Rust101

Ownership

1. Each value must always have one and only one variable pointing to it, that is its owner.
2. At the end of scope of the owner, the value is dropped (i.e.) memory is deallocated.
3. Ownership is moved by default, but can be copied using Copy.

Moving and Copying

1. Primitive values like int, bool are copied by default.

Borrowing

1. Borrowing allows temporary references (&T or &mut T) without transferring ownership.
2. At any given time there can only be either a mutable or an unmutable reference.
3. A reference must always be valid.

!(Mut + UnMut)

1. Cannot have mutable and unmutable ref for the same value at the same time.
2. Cannot have multiple mutable ref, to avoid race mutations to same value, if both ref are used to modify the same value. Avoids corrupting data.
3. Can have multiple unmutable ref.

Invalid reference

Following fails because “a” is out of scope at the end of dangling fn and will be cleared. So a reference to a non existing value is not possible. (i.e.) cannot borrow from dropped value.

fn main() {
    let aref = dangling();
}

fn dangling() -> &String {
    let a = String:from("Hello");

    &a;
}

Slice

fn main() {
    let s = String::from("Hello world");
    let fw = first_word(&s);
    println!("{}", fw);
}

fn first_word(s: &String) -> &str {
    for (i, &item) in s.as_bytes().iter().enumerate() {
        if item == b' ' {
            return &s[..i];
        }
    }

    return &s[..];
}

Why &s[..] instead of s[..]?
------------------------------------------------
» **Exercise tasks**
1. List every section heading in the Rust101 notes, not counting the title itself.
2. Answer these questions using the Rust101 notes:
(a) What happens to a value at the end of its owner's scope?
(b) Which primitive values are named as copied by default?
(c) What is the stated reason for not allowing multiple mutable references to one value?
3. Pick up the Rust101 notes on ownership and borrowing right after their final line and keep writing.

Records from a data source
------------------------------------------------
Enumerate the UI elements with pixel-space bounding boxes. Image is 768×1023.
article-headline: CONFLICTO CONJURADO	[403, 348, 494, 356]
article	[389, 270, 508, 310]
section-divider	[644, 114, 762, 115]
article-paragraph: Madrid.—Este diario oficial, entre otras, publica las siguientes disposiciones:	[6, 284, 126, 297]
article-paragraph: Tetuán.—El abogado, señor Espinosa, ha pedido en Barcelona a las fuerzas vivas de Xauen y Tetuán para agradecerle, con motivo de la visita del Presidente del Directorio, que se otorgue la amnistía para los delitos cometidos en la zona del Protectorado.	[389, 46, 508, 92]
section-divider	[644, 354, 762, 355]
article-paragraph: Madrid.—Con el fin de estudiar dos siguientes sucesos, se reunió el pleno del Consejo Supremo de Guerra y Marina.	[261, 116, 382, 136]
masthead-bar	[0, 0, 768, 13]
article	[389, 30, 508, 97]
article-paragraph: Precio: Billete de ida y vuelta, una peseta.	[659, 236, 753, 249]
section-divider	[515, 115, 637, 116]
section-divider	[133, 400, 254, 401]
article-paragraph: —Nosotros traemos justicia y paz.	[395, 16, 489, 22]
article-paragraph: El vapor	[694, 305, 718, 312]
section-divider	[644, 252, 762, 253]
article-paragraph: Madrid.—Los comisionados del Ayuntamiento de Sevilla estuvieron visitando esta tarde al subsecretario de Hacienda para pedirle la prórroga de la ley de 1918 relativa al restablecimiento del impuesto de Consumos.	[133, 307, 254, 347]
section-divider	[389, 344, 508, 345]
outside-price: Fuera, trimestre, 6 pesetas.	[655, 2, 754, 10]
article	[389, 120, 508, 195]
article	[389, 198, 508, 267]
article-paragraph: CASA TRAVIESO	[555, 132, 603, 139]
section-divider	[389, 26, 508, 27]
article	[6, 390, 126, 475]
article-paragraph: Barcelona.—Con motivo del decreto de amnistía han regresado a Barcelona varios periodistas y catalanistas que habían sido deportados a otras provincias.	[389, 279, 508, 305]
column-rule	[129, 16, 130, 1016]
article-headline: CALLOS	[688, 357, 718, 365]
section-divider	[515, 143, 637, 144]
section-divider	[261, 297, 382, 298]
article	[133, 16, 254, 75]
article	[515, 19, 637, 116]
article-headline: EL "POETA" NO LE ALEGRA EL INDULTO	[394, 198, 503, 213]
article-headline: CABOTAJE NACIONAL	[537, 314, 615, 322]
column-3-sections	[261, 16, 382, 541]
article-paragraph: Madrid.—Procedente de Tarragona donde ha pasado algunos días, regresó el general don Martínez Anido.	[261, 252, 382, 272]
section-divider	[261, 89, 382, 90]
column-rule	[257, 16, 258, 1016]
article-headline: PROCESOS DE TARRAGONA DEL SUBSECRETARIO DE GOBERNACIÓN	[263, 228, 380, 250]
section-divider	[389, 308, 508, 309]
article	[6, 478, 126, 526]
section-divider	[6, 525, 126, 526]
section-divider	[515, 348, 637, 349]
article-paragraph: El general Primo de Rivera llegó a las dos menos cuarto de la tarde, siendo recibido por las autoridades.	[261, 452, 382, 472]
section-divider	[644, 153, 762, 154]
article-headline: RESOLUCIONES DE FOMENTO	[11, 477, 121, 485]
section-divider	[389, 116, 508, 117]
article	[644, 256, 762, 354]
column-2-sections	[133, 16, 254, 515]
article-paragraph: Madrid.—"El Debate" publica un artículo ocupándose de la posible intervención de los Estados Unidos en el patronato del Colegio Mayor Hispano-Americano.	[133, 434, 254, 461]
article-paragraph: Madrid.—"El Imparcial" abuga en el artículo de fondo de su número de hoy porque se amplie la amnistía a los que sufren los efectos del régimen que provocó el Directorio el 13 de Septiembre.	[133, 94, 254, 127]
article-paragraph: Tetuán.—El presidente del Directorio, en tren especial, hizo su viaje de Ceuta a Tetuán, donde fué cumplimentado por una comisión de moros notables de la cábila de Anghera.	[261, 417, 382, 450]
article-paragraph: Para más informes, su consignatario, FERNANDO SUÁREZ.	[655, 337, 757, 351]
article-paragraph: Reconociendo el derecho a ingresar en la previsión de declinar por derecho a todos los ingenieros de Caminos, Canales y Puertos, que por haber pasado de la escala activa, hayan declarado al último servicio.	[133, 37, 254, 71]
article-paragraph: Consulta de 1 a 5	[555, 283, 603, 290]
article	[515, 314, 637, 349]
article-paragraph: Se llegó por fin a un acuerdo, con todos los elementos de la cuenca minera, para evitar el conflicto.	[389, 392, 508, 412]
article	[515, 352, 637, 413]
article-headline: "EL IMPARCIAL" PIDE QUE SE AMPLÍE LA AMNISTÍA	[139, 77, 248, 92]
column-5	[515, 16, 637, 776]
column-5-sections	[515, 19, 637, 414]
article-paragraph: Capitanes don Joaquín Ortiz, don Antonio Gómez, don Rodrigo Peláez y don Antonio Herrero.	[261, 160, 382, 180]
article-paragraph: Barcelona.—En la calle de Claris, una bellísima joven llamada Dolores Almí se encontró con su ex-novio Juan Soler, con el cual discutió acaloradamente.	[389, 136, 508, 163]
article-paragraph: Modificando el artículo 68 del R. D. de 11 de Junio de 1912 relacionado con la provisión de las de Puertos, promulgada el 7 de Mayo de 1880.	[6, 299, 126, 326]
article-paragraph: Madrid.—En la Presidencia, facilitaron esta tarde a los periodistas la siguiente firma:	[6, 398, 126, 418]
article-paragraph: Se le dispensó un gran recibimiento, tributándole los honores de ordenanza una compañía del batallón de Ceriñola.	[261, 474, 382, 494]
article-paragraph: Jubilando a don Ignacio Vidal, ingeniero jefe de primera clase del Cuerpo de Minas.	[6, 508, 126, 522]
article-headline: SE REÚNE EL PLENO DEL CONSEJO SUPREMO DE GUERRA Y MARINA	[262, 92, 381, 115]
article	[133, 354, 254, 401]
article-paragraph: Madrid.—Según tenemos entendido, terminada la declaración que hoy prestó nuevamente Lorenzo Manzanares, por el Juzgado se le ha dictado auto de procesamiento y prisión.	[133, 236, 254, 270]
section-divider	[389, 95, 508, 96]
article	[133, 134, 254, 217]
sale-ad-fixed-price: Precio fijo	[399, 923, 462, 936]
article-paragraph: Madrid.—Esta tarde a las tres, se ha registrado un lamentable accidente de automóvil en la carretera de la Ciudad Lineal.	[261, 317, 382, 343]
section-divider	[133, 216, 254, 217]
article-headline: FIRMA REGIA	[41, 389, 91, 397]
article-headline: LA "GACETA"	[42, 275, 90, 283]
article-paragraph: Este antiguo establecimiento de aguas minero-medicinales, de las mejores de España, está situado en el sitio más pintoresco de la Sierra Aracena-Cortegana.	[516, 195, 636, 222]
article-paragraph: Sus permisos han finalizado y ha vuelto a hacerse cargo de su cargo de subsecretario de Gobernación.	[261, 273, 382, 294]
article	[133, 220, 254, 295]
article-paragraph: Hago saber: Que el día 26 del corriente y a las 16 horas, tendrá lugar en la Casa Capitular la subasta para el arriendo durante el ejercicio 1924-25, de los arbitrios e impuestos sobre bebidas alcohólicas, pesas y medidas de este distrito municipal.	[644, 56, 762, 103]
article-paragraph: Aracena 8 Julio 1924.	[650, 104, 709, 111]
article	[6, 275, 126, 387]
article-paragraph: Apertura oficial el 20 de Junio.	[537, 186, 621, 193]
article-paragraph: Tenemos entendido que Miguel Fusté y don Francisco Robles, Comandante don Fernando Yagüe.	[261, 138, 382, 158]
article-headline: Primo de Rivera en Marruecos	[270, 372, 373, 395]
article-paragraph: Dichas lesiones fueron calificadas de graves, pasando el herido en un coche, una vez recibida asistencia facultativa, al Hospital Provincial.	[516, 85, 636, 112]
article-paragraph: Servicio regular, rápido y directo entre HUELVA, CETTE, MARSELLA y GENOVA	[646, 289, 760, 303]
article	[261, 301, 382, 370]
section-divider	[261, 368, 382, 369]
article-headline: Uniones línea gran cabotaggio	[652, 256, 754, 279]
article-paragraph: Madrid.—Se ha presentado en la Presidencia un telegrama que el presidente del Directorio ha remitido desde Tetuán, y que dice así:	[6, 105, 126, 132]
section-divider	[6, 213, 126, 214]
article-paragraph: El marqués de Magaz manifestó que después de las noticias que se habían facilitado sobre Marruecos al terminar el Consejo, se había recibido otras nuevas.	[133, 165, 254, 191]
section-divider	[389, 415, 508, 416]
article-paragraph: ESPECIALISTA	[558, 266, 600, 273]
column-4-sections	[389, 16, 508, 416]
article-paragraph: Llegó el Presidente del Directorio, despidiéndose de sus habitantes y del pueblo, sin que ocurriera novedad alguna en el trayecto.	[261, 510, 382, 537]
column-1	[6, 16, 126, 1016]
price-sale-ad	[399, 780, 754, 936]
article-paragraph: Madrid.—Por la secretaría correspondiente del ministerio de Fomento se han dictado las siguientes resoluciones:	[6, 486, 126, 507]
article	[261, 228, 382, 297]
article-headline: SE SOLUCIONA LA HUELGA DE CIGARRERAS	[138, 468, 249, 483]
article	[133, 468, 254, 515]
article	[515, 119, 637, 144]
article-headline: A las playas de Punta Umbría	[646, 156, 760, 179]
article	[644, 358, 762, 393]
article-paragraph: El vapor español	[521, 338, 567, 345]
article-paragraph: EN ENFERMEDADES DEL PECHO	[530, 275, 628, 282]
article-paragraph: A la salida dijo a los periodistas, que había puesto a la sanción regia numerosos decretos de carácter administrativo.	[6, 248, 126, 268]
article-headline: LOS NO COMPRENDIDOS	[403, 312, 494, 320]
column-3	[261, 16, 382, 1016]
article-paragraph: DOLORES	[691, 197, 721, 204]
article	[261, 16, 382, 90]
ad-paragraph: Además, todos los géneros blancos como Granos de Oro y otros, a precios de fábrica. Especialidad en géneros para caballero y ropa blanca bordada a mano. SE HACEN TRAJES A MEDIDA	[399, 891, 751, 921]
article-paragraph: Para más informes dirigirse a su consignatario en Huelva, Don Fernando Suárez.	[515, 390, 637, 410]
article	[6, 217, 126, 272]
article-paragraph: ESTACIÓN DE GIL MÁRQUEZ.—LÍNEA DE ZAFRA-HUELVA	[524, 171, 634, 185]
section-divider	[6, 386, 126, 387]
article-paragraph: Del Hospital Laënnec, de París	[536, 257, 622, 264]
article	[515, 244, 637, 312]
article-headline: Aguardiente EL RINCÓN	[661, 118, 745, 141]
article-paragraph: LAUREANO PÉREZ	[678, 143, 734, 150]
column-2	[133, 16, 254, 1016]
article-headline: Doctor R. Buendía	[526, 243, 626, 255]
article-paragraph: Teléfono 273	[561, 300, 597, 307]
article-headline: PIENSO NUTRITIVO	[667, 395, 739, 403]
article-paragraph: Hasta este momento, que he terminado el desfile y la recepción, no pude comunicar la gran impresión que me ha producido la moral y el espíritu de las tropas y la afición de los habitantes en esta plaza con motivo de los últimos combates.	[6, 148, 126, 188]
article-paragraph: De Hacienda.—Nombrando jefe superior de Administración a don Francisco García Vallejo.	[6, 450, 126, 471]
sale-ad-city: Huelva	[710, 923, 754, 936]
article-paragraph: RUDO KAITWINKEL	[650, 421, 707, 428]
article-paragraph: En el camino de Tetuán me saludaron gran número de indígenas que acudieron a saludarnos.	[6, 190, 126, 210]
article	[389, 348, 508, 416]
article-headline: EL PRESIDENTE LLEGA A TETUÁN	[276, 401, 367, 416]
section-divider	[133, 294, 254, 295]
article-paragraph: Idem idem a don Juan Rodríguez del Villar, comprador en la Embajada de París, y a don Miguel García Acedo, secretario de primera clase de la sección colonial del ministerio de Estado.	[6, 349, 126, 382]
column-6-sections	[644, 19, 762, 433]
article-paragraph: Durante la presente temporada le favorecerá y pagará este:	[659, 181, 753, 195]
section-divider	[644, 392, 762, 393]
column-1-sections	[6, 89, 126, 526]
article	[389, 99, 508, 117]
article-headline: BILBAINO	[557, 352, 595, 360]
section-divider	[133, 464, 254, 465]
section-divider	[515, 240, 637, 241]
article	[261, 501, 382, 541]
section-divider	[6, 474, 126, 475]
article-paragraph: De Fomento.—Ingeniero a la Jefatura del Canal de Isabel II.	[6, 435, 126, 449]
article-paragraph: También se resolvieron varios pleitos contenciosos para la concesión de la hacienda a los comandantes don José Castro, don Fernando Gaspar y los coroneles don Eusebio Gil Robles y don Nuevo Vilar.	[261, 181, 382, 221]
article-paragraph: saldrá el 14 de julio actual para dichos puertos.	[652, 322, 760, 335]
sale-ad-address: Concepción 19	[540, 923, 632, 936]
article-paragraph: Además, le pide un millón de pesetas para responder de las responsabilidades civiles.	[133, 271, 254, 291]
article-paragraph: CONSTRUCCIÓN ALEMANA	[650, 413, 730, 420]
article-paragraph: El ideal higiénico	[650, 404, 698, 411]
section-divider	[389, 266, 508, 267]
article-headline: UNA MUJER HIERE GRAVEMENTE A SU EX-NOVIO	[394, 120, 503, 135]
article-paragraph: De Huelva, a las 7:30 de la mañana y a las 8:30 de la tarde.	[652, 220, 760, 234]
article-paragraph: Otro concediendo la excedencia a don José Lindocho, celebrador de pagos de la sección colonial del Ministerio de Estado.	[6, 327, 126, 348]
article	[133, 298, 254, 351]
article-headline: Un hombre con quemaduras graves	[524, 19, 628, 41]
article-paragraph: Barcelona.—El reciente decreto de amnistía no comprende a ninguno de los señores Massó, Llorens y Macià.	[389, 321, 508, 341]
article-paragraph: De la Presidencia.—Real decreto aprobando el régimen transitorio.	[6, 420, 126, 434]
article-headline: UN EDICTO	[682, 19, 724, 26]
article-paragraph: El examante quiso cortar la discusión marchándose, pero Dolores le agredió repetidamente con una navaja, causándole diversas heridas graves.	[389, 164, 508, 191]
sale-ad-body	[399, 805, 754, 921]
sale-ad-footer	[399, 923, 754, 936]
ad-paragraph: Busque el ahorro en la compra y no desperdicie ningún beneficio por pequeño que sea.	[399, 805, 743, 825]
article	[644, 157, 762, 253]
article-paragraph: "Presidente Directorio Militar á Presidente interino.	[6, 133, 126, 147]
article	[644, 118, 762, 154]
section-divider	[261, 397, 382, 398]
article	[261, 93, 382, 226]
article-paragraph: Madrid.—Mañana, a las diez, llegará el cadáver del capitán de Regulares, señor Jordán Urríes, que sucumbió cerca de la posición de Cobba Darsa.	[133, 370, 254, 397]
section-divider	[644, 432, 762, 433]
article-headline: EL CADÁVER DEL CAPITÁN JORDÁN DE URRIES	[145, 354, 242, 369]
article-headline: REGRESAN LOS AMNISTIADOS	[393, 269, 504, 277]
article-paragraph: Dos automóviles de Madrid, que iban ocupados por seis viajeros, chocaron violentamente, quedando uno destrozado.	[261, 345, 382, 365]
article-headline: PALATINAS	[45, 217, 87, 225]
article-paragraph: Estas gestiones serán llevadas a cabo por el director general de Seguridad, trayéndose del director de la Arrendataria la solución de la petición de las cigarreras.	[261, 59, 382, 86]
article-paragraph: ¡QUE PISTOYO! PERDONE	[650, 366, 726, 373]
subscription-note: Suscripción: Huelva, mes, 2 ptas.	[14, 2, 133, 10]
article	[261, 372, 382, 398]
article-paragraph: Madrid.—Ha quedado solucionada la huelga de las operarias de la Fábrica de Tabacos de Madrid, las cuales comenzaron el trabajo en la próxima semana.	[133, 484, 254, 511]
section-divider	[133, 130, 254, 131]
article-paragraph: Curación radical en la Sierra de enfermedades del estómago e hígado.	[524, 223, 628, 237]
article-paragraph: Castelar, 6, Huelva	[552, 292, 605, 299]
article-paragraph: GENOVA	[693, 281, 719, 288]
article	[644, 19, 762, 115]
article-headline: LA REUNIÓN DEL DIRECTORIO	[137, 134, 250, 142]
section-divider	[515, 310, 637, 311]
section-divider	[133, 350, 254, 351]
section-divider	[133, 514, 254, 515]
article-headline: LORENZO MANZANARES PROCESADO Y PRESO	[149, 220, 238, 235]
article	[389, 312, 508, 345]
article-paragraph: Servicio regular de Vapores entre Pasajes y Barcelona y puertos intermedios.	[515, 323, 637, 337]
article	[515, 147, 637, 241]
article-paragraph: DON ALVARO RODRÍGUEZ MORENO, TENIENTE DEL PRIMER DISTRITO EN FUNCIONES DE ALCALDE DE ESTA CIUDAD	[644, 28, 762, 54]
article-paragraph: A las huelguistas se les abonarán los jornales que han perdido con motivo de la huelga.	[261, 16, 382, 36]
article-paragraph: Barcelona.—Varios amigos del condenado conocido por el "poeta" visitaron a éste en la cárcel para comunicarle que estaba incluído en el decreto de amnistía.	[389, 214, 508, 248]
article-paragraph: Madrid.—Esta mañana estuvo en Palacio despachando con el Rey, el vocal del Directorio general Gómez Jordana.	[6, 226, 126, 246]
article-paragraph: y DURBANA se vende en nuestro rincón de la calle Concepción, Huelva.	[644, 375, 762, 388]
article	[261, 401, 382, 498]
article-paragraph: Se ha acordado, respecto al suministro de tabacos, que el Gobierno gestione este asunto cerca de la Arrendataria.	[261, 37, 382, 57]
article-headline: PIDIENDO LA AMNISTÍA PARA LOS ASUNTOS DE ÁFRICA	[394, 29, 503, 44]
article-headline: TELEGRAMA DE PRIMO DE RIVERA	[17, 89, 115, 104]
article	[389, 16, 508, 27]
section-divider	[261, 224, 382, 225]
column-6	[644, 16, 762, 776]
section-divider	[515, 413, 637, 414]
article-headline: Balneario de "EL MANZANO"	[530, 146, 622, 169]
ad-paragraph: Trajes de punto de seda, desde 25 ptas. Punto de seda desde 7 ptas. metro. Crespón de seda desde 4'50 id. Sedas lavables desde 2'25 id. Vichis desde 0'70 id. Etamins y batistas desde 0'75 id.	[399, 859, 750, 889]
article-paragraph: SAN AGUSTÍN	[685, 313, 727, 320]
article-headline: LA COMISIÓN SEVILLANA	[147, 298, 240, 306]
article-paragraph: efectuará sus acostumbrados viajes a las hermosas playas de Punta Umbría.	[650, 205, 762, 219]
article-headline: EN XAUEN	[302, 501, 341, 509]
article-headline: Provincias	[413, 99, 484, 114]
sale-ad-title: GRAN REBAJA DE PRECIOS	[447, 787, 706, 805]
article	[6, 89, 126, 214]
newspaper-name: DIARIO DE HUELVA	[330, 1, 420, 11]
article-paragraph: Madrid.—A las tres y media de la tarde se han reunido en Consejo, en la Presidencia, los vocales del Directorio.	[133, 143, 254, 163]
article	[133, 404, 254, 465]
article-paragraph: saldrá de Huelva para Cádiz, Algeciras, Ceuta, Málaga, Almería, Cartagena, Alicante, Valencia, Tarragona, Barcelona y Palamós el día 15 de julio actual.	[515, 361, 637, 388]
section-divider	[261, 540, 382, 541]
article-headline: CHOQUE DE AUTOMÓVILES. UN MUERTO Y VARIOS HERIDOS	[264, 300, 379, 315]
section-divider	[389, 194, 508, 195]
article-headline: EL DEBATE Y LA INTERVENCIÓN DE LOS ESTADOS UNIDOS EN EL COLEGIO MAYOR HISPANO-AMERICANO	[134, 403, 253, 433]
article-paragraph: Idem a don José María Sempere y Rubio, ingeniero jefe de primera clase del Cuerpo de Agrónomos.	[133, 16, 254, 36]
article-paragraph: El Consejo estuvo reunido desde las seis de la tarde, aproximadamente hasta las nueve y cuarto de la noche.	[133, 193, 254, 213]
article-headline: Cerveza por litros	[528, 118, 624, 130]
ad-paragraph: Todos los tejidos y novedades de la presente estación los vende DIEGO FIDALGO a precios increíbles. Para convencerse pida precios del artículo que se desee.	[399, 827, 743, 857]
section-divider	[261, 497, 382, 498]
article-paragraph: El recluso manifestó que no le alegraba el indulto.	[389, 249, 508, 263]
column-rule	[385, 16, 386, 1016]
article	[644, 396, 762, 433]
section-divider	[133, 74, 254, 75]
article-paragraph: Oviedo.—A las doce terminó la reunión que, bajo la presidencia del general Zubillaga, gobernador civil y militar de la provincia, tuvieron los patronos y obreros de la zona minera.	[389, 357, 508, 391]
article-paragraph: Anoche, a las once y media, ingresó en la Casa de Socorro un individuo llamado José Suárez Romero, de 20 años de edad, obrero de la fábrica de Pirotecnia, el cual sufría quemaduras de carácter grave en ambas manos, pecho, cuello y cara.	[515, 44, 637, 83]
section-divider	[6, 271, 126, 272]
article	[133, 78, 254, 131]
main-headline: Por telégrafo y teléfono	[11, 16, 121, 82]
------------------------------------------------
» **Outputs in order**
1.
Ownership
Moving and Copying
Borrowing
!(Mut + UnMut)
Invalid reference
Slice

2.
(a) The value is dropped, meaning its memory is deallocated.
(b) int and bool.
(c) To avoid race mutations to the same value when both references modify it, which avoids corrupting data.

3.
• s[..] means “slice from 0 to end”

• s[..] derefs s: &String to String, then calls - Deref<Target=str>

• So s[..] gives a str (unsized)

• Wrapping with &: &s[..] is a &str (sized, usable)

• String owns heap memory

• &String borrows the whole struct

• &str borrows just the actual text (slice of bytes)

• You need &s[..] to convert a &String to a &str

Modules

Scenario 1: Seprate modul.rs file

• DO NOT wrap it in mod modul { ... }
• Instead, declare it in main.rs using mod modul;
• Then use it with use modul::… or modul::…

Layout

With this example layout

src/
├── main.rs
└── modul.rs

mod modul; // loads src/modul.rs

use modul::Breakfast;

fn main() {
    let summer_bf = Breakfast::summer_menu();
    println!("{:?}", summer_bf);
}

#[derive(Debug)]
pub struct Breakfast {
    pub food: String,
    pub drink: String,
}

impl Breakfast {
    pub fn summer_menu() -> Breakfast {
        Breakfast {
            food: "Toast".into(),
            drink: "Orange juice".into(),
        }
    }
}

mod modul; tells the compiler to load the external file, and the file must not declare mod modul again — that would be redundant and cause a nested path like modul::modul::Breakfast.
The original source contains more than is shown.